▸ EXERCISE
Images are not part of the copy; write out the rest of the data exactly as given.

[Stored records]
============
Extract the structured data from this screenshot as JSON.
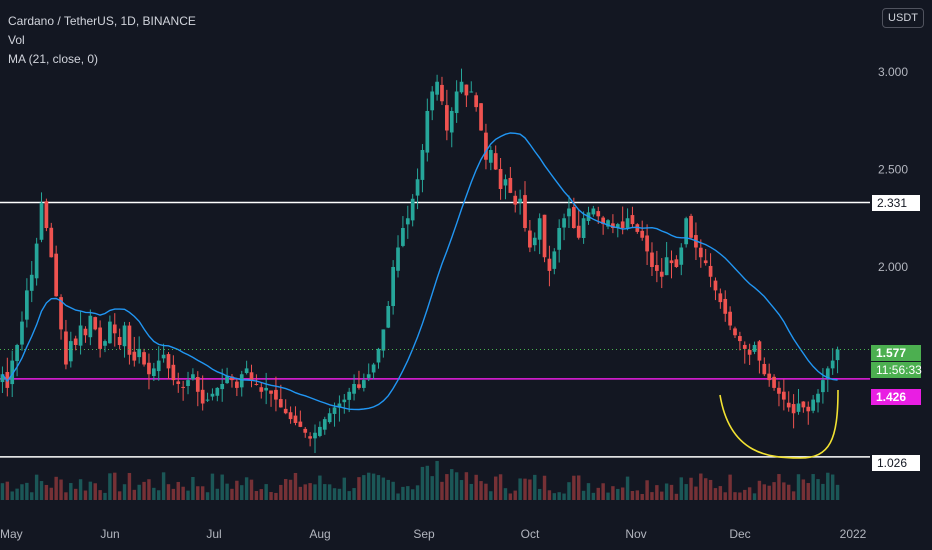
{
  "legend": {
    "symbol": "Cardano / TetherUS, 1D, BINANCE",
    "vol": "Vol",
    "ma": "MA (21, close, 0)"
  },
  "currency_button": "USDT",
  "price_labels": {
    "resistance": "2.331",
    "current": "1.577",
    "countdown": "11:56:33",
    "support_mid": "1.426",
    "support_low": "1.026"
  },
  "colors": {
    "background": "#131722",
    "up": "#26a69a",
    "down": "#ef5350",
    "ma": "#2196f3",
    "magenta": "#e91ee3",
    "white_line": "#ffffff",
    "curve": "#f2e232",
    "current_tag": "#4caf50"
  },
  "chart_data": {
    "type": "candlestick",
    "title": "Cardano / TetherUS, 1D, BINANCE",
    "y_ticks": [
      3.0,
      2.5,
      2.0
    ],
    "x_ticks": [
      "May",
      "Jun",
      "Jul",
      "Aug",
      "Sep",
      "Oct",
      "Nov",
      "Dec",
      "2022"
    ],
    "horizontal_lines": [
      {
        "value": 2.331,
        "color": "#ffffff"
      },
      {
        "value": 1.426,
        "color": "#e91ee3"
      },
      {
        "value": 1.026,
        "color": "#ffffff"
      }
    ],
    "current_price": 1.577,
    "ma_period": 21,
    "close_series": [
      1.45,
      1.38,
      1.52,
      1.6,
      1.72,
      1.88,
      1.96,
      2.12,
      2.33,
      2.2,
      2.05,
      1.85,
      1.68,
      1.5,
      1.62,
      1.6,
      1.7,
      1.65,
      1.75,
      1.68,
      1.58,
      1.62,
      1.72,
      1.66,
      1.6,
      1.7,
      1.55,
      1.52,
      1.58,
      1.5,
      1.45,
      1.48,
      1.52,
      1.55,
      1.48,
      1.42,
      1.4,
      1.38,
      1.42,
      1.45,
      1.36,
      1.3,
      1.32,
      1.35,
      1.38,
      1.4,
      1.44,
      1.42,
      1.38,
      1.45,
      1.48,
      1.42,
      1.4,
      1.36,
      1.38,
      1.35,
      1.32,
      1.28,
      1.25,
      1.22,
      1.2,
      1.18,
      1.15,
      1.12,
      1.15,
      1.18,
      1.22,
      1.25,
      1.28,
      1.3,
      1.32,
      1.36,
      1.4,
      1.38,
      1.42,
      1.45,
      1.5,
      1.58,
      1.68,
      1.8,
      2.0,
      2.1,
      2.2,
      2.25,
      2.35,
      2.45,
      2.6,
      2.8,
      2.9,
      2.95,
      2.85,
      2.7,
      2.8,
      2.9,
      2.95,
      2.88,
      2.9,
      2.82,
      2.7,
      2.55,
      2.6,
      2.5,
      2.4,
      2.45,
      2.38,
      2.32,
      2.35,
      2.2,
      2.1,
      2.15,
      2.25,
      2.05,
      1.98,
      2.08,
      2.2,
      2.25,
      2.3,
      2.2,
      2.15,
      2.25,
      2.28,
      2.3,
      2.26,
      2.22,
      2.24,
      2.2,
      2.22,
      2.2,
      2.25,
      2.22,
      2.18,
      2.15,
      2.08,
      2.0,
      1.98,
      1.95,
      2.05,
      2.02,
      2.0,
      2.1,
      2.25,
      2.15,
      2.1,
      2.05,
      2.02,
      1.95,
      1.88,
      1.82,
      1.76,
      1.7,
      1.65,
      1.62,
      1.58,
      1.55,
      1.6,
      1.52,
      1.45,
      1.42,
      1.38,
      1.35,
      1.32,
      1.28,
      1.25,
      1.3,
      1.28,
      1.26,
      1.32,
      1.35,
      1.42,
      1.48,
      1.52,
      1.577
    ],
    "annotation": {
      "type": "u-curve",
      "color": "#f2e232"
    }
  }
}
============
▸ OUTPUT FOR THIS TASK
Extract the structured data from this screenshot as JSON.
{
  "legend": {
    "symbol": "Cardano / TetherUS, 1D, BINANCE",
    "vol": "Vol",
    "ma": "MA (21, close, 0)"
  },
  "currency_button": "USDT",
  "price_labels": {
    "resistance": "2.331",
    "current": "1.577",
    "countdown": "11:56:33",
    "support_mid": "1.426",
    "support_low": "1.026"
  },
  "colors": {
    "background": "#131722",
    "up": "#26a69a",
    "down": "#ef5350",
    "ma": "#2196f3",
    "magenta": "#e91ee3",
    "white_line": "#ffffff",
    "curve": "#f2e232",
    "current_tag": "#4caf50"
  },
  "chart_data": {
    "type": "candlestick",
    "title": "Cardano / TetherUS, 1D, BINANCE",
    "y_ticks": [
      3.0,
      2.5,
      2.0
    ],
    "x_ticks": [
      "May",
      "Jun",
      "Jul",
      "Aug",
      "Sep",
      "Oct",
      "Nov",
      "Dec",
      "2022"
    ],
    "horizontal_lines": [
      {
        "value": 2.331,
        "color": "#ffffff"
      },
      {
        "value": 1.426,
        "color": "#e91ee3"
      },
      {
        "value": 1.026,
        "color": "#ffffff"
      }
    ],
    "current_price": 1.577,
    "ma_period": 21,
    "close_series": [
      1.45,
      1.38,
      1.52,
      1.6,
      1.72,
      1.88,
      1.96,
      2.12,
      2.33,
      2.2,
      2.05,
      1.85,
      1.68,
      1.5,
      1.62,
      1.6,
      1.7,
      1.65,
      1.75,
      1.68,
      1.58,
      1.62,
      1.72,
      1.66,
      1.6,
      1.7,
      1.55,
      1.52,
      1.58,
      1.5,
      1.45,
      1.48,
      1.52,
      1.55,
      1.48,
      1.42,
      1.4,
      1.38,
      1.42,
      1.45,
      1.36,
      1.3,
      1.32,
      1.35,
      1.38,
      1.4,
      1.44,
      1.42,
      1.38,
      1.45,
      1.48,
      1.42,
      1.4,
      1.36,
      1.38,
      1.35,
      1.32,
      1.28,
      1.25,
      1.22,
      1.2,
      1.18,
      1.15,
      1.12,
      1.15,
      1.18,
      1.22,
      1.25,
      1.28,
      1.3,
      1.32,
      1.36,
      1.4,
      1.38,
      1.42,
      1.45,
      1.5,
      1.58,
      1.68,
      1.8,
      2.0,
      2.1,
      2.2,
      2.25,
      2.35,
      2.45,
      2.6,
      2.8,
      2.9,
      2.95,
      2.85,
      2.7,
      2.8,
      2.9,
      2.95,
      2.88,
      2.9,
      2.82,
      2.7,
      2.55,
      2.6,
      2.5,
      2.4,
      2.45,
      2.38,
      2.32,
      2.35,
      2.2,
      2.1,
      2.15,
      2.25,
      2.05,
      1.98,
      2.08,
      2.2,
      2.25,
      2.3,
      2.2,
      2.15,
      2.25,
      2.28,
      2.3,
      2.26,
      2.22,
      2.24,
      2.2,
      2.22,
      2.2,
      2.25,
      2.22,
      2.18,
      2.15,
      2.08,
      2.0,
      1.98,
      1.95,
      2.05,
      2.02,
      2.0,
      2.1,
      2.25,
      2.15,
      2.1,
      2.05,
      2.02,
      1.95,
      1.88,
      1.82,
      1.76,
      1.7,
      1.65,
      1.62,
      1.58,
      1.55,
      1.6,
      1.52,
      1.45,
      1.42,
      1.38,
      1.35,
      1.32,
      1.28,
      1.25,
      1.3,
      1.28,
      1.26,
      1.32,
      1.35,
      1.42,
      1.48,
      1.52,
      1.577
    ],
    "annotation": {
      "type": "u-curve",
      "color": "#f2e232"
    }
  }
}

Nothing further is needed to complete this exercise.